• _Do this_
Search the material below for the string "JSON" and list each line that holds it.

Dataset entries on figures

————————

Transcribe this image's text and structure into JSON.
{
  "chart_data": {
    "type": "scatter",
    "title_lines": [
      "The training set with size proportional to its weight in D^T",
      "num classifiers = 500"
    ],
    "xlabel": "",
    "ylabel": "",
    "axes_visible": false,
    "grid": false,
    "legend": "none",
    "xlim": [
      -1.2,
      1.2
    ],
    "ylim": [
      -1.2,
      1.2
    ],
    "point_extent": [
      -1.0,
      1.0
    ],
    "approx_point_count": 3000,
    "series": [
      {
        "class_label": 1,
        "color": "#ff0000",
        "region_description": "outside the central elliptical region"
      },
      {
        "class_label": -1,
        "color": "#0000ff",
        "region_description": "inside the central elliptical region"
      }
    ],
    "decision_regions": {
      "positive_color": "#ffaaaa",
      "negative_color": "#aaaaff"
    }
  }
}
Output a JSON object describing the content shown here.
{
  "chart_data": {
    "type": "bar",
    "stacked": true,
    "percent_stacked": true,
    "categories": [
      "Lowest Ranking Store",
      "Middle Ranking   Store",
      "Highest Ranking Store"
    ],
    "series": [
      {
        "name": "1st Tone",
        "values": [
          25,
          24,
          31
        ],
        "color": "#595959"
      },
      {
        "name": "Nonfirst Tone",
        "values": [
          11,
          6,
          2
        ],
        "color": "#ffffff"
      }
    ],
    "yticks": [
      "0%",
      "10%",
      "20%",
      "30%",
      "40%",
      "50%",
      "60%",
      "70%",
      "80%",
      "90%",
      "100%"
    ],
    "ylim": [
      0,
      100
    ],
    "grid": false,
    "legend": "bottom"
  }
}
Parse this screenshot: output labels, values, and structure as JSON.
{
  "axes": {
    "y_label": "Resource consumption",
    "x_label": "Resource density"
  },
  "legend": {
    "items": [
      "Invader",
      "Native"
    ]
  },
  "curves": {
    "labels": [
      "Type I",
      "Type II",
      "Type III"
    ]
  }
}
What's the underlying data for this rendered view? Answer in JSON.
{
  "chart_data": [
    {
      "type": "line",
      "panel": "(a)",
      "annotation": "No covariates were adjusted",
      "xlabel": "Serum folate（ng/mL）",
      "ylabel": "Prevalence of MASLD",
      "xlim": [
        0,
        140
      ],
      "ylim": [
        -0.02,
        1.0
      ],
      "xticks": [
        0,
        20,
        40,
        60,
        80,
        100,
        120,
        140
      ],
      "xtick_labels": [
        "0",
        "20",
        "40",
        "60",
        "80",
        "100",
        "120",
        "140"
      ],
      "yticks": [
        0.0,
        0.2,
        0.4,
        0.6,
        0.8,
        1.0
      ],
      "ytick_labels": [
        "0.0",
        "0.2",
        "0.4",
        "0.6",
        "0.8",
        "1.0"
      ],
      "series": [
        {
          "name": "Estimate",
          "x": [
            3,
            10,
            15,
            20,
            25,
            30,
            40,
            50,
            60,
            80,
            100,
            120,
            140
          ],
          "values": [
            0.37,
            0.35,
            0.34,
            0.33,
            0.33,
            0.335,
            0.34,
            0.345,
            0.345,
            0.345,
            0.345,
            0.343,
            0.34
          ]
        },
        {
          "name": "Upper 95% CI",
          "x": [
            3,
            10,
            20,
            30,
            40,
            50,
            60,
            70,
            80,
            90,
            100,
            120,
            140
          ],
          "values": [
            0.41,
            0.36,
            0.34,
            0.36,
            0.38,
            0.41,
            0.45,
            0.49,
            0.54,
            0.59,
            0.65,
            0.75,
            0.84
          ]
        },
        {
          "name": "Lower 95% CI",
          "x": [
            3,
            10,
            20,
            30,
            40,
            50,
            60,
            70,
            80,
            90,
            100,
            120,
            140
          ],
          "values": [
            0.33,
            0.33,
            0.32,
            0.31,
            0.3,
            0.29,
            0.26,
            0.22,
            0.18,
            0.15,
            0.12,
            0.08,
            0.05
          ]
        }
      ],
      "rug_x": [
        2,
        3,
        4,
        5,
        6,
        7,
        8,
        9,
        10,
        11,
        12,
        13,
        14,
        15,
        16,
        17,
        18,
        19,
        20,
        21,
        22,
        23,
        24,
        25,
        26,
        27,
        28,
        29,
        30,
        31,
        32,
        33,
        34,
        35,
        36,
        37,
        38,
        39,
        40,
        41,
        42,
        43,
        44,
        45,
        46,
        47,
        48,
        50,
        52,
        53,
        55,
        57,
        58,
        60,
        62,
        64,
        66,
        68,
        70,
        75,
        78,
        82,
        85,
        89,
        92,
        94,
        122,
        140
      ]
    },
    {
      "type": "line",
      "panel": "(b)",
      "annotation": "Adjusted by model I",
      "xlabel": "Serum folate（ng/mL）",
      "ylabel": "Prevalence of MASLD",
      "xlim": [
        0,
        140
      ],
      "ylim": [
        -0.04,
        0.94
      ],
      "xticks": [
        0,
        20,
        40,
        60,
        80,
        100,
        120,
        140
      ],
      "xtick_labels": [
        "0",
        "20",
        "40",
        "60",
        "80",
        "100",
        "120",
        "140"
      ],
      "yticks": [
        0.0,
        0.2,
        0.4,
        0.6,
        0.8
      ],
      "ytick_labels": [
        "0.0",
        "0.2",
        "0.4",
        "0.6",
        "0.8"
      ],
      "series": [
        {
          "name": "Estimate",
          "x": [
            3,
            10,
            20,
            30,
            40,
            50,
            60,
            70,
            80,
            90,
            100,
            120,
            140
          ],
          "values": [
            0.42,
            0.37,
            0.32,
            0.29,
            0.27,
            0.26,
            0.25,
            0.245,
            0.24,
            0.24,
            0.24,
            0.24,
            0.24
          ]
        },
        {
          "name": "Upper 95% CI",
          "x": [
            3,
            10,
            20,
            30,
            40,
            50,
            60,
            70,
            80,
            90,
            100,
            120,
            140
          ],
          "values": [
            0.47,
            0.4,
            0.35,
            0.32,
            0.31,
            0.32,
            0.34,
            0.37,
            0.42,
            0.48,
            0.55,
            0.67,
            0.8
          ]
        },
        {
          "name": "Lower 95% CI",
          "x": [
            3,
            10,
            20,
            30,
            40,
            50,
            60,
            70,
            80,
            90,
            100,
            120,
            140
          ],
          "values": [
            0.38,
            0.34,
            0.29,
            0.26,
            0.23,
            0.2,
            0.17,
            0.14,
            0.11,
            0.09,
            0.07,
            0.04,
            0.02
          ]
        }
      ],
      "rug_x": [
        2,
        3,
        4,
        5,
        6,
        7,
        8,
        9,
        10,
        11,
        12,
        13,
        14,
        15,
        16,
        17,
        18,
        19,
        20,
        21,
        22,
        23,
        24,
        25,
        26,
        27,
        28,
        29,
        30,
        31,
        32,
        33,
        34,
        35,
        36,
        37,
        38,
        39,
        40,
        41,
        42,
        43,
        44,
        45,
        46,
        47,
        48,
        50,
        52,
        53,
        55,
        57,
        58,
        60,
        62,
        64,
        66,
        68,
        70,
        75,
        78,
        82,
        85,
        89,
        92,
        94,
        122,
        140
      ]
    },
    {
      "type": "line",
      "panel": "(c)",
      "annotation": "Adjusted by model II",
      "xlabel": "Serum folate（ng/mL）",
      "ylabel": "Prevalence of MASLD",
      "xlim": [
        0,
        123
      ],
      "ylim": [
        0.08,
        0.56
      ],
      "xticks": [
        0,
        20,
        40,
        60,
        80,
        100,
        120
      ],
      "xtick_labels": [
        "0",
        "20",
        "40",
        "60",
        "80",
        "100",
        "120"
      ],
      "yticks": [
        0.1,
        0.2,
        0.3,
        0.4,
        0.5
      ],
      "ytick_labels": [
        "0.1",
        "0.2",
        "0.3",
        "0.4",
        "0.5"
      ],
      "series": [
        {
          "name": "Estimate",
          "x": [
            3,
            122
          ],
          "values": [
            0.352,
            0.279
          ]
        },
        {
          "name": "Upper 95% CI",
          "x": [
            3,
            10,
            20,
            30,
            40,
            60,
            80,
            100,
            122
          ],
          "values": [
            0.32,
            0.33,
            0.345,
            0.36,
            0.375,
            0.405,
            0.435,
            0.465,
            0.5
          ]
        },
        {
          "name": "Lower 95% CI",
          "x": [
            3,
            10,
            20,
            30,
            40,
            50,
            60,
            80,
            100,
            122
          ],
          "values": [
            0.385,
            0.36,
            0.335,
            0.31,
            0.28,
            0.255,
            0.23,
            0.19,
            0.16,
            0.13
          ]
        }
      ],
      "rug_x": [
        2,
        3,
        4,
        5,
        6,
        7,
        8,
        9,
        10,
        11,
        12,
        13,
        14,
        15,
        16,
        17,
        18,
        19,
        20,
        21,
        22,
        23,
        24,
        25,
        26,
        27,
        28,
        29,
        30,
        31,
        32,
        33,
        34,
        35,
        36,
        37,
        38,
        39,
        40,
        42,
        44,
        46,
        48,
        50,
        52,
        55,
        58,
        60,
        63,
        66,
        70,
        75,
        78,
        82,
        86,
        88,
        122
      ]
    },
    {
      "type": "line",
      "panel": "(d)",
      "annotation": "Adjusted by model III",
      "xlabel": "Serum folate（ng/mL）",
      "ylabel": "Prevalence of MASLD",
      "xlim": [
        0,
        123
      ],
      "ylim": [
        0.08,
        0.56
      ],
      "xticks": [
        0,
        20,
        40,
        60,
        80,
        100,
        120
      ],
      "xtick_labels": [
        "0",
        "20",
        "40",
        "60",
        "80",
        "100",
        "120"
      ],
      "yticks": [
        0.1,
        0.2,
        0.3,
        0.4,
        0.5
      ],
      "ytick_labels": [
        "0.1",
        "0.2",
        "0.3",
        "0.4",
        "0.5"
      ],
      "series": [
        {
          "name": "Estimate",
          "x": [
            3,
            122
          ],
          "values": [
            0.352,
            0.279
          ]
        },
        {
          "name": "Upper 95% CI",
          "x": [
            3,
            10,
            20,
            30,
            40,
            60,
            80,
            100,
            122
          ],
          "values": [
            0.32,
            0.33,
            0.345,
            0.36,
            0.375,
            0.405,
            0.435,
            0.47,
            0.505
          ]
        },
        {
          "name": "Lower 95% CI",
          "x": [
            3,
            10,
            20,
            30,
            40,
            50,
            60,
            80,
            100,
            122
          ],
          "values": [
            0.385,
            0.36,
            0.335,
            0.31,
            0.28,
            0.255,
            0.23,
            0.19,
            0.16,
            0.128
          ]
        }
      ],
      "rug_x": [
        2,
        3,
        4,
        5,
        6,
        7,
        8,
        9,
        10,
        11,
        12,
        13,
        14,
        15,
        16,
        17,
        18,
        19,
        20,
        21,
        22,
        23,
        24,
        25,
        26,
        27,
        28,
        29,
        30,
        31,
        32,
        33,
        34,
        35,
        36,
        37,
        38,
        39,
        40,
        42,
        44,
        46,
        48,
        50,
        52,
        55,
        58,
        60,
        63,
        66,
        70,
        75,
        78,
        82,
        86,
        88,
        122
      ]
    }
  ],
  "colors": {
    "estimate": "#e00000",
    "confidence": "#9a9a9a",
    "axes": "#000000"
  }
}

————————

• _Exercise solution_
Transcribe this image's text and structure into JSON.
Output a JSON object describing the content shown here.
Parse this screenshot: output labels, values, and structure as JSON.
What's the underlying data for this rendered view? Answer in JSON.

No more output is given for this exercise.